Below are some entries; can you quote all of them exactly?

* * * * * * *

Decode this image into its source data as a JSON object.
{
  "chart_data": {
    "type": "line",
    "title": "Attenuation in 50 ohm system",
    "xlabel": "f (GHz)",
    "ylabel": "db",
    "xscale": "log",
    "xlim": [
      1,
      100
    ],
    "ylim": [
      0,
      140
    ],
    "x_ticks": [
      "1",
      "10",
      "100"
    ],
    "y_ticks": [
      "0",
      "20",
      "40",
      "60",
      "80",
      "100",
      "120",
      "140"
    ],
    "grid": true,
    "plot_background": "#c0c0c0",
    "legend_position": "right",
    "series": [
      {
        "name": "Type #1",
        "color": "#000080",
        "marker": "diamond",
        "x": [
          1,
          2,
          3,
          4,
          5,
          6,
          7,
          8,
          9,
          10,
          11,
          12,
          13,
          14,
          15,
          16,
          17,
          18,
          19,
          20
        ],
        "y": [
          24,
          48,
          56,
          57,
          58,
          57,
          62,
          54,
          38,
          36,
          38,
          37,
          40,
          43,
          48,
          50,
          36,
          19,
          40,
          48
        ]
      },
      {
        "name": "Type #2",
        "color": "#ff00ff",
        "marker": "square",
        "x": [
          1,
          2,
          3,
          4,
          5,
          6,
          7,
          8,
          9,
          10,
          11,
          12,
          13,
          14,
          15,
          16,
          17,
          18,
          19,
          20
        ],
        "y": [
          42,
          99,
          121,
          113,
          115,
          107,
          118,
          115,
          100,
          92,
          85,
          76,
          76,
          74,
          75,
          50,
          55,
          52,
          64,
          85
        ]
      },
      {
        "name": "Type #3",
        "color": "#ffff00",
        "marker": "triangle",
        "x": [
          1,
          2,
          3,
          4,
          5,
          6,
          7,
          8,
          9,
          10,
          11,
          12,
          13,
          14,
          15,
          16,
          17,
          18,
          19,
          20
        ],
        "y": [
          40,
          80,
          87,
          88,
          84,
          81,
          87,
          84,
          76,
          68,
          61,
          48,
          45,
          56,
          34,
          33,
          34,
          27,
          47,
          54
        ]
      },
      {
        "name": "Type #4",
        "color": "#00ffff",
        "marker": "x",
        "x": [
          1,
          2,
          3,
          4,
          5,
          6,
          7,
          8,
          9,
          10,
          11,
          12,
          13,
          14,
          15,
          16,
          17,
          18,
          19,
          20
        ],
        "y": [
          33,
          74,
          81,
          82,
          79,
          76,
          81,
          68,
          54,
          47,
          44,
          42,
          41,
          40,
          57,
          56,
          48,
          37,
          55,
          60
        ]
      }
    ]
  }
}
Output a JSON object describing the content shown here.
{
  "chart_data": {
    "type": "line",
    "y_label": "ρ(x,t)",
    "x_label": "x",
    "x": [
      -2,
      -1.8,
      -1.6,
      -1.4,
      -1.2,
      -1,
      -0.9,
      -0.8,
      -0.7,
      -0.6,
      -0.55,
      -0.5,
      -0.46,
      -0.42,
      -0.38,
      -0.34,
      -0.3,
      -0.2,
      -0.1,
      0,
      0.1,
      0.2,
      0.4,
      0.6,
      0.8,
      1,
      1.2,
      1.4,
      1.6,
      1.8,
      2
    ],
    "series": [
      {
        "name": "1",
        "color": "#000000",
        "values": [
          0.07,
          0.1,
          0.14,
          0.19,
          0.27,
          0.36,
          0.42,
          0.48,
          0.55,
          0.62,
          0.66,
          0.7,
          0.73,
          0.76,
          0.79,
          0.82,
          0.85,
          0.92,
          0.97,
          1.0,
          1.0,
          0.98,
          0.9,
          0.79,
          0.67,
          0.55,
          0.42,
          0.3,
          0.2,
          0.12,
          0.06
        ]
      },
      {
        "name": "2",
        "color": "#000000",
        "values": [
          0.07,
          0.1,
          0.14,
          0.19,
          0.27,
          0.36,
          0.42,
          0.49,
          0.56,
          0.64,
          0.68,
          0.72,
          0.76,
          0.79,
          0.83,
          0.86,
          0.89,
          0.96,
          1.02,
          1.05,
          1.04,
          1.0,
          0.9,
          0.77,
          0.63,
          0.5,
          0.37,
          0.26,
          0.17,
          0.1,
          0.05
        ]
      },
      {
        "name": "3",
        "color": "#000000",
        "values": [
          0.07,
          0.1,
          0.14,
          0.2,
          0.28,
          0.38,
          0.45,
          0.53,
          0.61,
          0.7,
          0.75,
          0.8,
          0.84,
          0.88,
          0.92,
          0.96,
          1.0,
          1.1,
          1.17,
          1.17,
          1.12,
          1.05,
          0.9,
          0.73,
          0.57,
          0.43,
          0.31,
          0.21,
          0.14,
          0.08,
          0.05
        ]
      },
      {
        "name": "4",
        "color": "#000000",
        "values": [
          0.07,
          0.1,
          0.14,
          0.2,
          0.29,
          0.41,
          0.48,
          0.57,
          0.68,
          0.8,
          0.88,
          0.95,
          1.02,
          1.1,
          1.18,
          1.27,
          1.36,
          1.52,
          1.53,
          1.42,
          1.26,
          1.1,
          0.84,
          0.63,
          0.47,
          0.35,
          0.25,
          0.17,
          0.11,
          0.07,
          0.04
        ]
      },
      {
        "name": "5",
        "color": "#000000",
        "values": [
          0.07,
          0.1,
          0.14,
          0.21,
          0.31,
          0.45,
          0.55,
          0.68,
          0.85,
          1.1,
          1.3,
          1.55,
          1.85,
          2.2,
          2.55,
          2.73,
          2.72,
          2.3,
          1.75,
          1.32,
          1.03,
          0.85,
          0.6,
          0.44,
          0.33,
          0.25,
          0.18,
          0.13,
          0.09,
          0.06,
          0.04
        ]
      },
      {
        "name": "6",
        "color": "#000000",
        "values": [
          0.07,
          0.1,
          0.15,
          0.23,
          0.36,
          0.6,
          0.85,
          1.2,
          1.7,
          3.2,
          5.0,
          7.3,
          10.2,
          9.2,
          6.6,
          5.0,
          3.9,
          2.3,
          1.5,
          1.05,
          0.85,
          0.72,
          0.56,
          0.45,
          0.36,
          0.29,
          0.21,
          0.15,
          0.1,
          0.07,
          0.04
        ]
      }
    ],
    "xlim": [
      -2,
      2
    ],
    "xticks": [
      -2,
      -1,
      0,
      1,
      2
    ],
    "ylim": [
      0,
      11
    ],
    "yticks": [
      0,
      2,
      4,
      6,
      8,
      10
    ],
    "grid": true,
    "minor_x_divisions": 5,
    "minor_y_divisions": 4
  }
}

* * * * * * *

** ANSWER TO THE TASK **
Decode this image into its source data as a JSON object.
{
  "chart_data": {
    "type": "line",
    "title": "Attenuation in 50 ohm system",
    "xlabel": "f (GHz)",
    "ylabel": "db",
    "xscale": "log",
    "xlim": [
      1,
      100
    ],
    "ylim": [
      0,
      140
    ],
    "x_ticks": [
      "1",
      "10",
      "100"
    ],
    "y_ticks": [
      "0",
      "20",
      "40",
      "60",
      "80",
      "100",
      "120",
      "140"
    ],
    "grid": true,
    "plot_background": "#c0c0c0",
    "legend_position": "right",
    "series": [
      {
        "name": "Type #1",
        "color": "#000080",
        "marker": "diamond",
        "x": [
          1,
          2,
          3,
          4,
          5,
          6,
          7,
          8,
          9,
          10,
          11,
          12,
          13,
          14,
          15,
          16,
          17,
          18,
          19,
          20
        ],
        "y": [
          24,
          48,
          56,
          57,
          58,
          57,
          62,
          54,
          38,
          36,
          38,
          37,
          40,
          43,
          48,
          50,
          36,
          19,
          40,
          48
        ]
      },
      {
        "name": "Type #2",
        "color": "#ff00ff",
        "marker": "square",
        "x": [
          1,
          2,
          3,
          4,
          5,
          6,
          7,
          8,
          9,
          10,
          11,
          12,
          13,
          14,
          15,
          16,
          17,
          18,
          19,
          20
        ],
        "y": [
          42,
          99,
          121,
          113,
          115,
          107,
          118,
          115,
          100,
          92,
          85,
          76,
          76,
          74,
          75,
          50,
          55,
          52,
          64,
          85
        ]
      },
      {
        "name": "Type #3",
        "color": "#ffff00",
        "marker": "triangle",
        "x": [
          1,
          2,
          3,
          4,
          5,
          6,
          7,
          8,
          9,
          10,
          11,
          12,
          13,
          14,
          15,
          16,
          17,
          18,
          19,
          20
        ],
        "y": [
          40,
          80,
          87,
          88,
          84,
          81,
          87,
          84,
          76,
          68,
          61,
          48,
          45,
          56,
          34,
          33,
          34,
          27,
          47,
          54
        ]
      },
      {
        "name": "Type #4",
        "color": "#00ffff",
        "marker": "x",
        "x": [
          1,
          2,
          3,
          4,
          5,
          6,
          7,
          8,
          9,
          10,
          11,
          12,
          13,
          14,
          15,
          16,
          17,
          18,
          19,
          20
        ],
        "y": [
          33,
          74,
          81,
          82,
          79,
          76,
          81,
          68,
          54,
          47,
          44,
          42,
          41,
          40,
          57,
          56,
          48,
          37,
          55,
          60
        ]
      }
    ]
  }
}
Output a JSON object describing the content shown here.
{
  "chart_data": {
    "type": "line",
    "y_label": "ρ(x,t)",
    "x_label": "x",
    "x": [
      -2,
      -1.8,
      -1.6,
      -1.4,
      -1.2,
      -1,
      -0.9,
      -0.8,
      -0.7,
      -0.6,
      -0.55,
      -0.5,
      -0.46,
      -0.42,
      -0.38,
      -0.34,
      -0.3,
      -0.2,
      -0.1,
      0,
      0.1,
      0.2,
      0.4,
      0.6,
      0.8,
      1,
      1.2,
      1.4,
      1.6,
      1.8,
      2
    ],
    "series": [
      {
        "name": "1",
        "color": "#000000",
        "values": [
          0.07,
          0.1,
          0.14,
          0.19,
          0.27,
          0.36,
          0.42,
          0.48,
          0.55,
          0.62,
          0.66,
          0.7,
          0.73,
          0.76,
          0.79,
          0.82,
          0.85,
          0.92,
          0.97,
          1.0,
          1.0,
          0.98,
          0.9,
          0.79,
          0.67,
          0.55,
          0.42,
          0.3,
          0.2,
          0.12,
          0.06
        ]
      },
      {
        "name": "2",
        "color": "#000000",
        "values": [
          0.07,
          0.1,
          0.14,
          0.19,
          0.27,
          0.36,
          0.42,
          0.49,
          0.56,
          0.64,
          0.68,
          0.72,
          0.76,
          0.79,
          0.83,
          0.86,
          0.89,
          0.96,
          1.02,
          1.05,
          1.04,
          1.0,
          0.9,
          0.77,
          0.63,
          0.5,
          0.37,
          0.26,
          0.17,
          0.1,
          0.05
        ]
      },
      {
        "name": "3",
        "color": "#000000",
        "values": [
          0.07,
          0.1,
          0.14,
          0.2,
          0.28,
          0.38,
          0.45,
          0.53,
          0.61,
          0.7,
          0.75,
          0.8,
          0.84,
          0.88,
          0.92,
          0.96,
          1.0,
          1.1,
          1.17,
          1.17,
          1.12,
          1.05,
          0.9,
          0.73,
          0.57,
          0.43,
          0.31,
          0.21,
          0.14,
          0.08,
          0.05
        ]
      },
      {
        "name": "4",
        "color": "#000000",
        "values": [
          0.07,
          0.1,
          0.14,
          0.2,
          0.29,
          0.41,
          0.48,
          0.57,
          0.68,
          0.8,
          0.88,
          0.95,
          1.02,
          1.1,
          1.18,
          1.27,
          1.36,
          1.52,
          1.53,
          1.42,
          1.26,
          1.1,
          0.84,
          0.63,
          0.47,
          0.35,
          0.25,
          0.17,
          0.11,
          0.07,
          0.04
        ]
      },
      {
        "name": "5",
        "color": "#000000",
        "values": [
          0.07,
          0.1,
          0.14,
          0.21,
          0.31,
          0.45,
          0.55,
          0.68,
          0.85,
          1.1,
          1.3,
          1.55,
          1.85,
          2.2,
          2.55,
          2.73,
          2.72,
          2.3,
          1.75,
          1.32,
          1.03,
          0.85,
          0.6,
          0.44,
          0.33,
          0.25,
          0.18,
          0.13,
          0.09,
          0.06,
          0.04
        ]
      },
      {
        "name": "6",
        "color": "#000000",
        "values": [
          0.07,
          0.1,
          0.15,
          0.23,
          0.36,
          0.6,
          0.85,
          1.2,
          1.7,
          3.2,
          5.0,
          7.3,
          10.2,
          9.2,
          6.6,
          5.0,
          3.9,
          2.3,
          1.5,
          1.05,
          0.85,
          0.72,
          0.56,
          0.45,
          0.36,
          0.29,
          0.21,
          0.15,
          0.1,
          0.07,
          0.04
        ]
      }
    ],
    "xlim": [
      -2,
      2
    ],
    "xticks": [
      -2,
      -1,
      0,
      1,
      2
    ],
    "ylim": [
      0,
      11
    ],
    "yticks": [
      0,
      2,
      4,
      6,
      8,
      10
    ],
    "grid": true,
    "minor_x_divisions": 5,
    "minor_y_divisions": 4
  }
}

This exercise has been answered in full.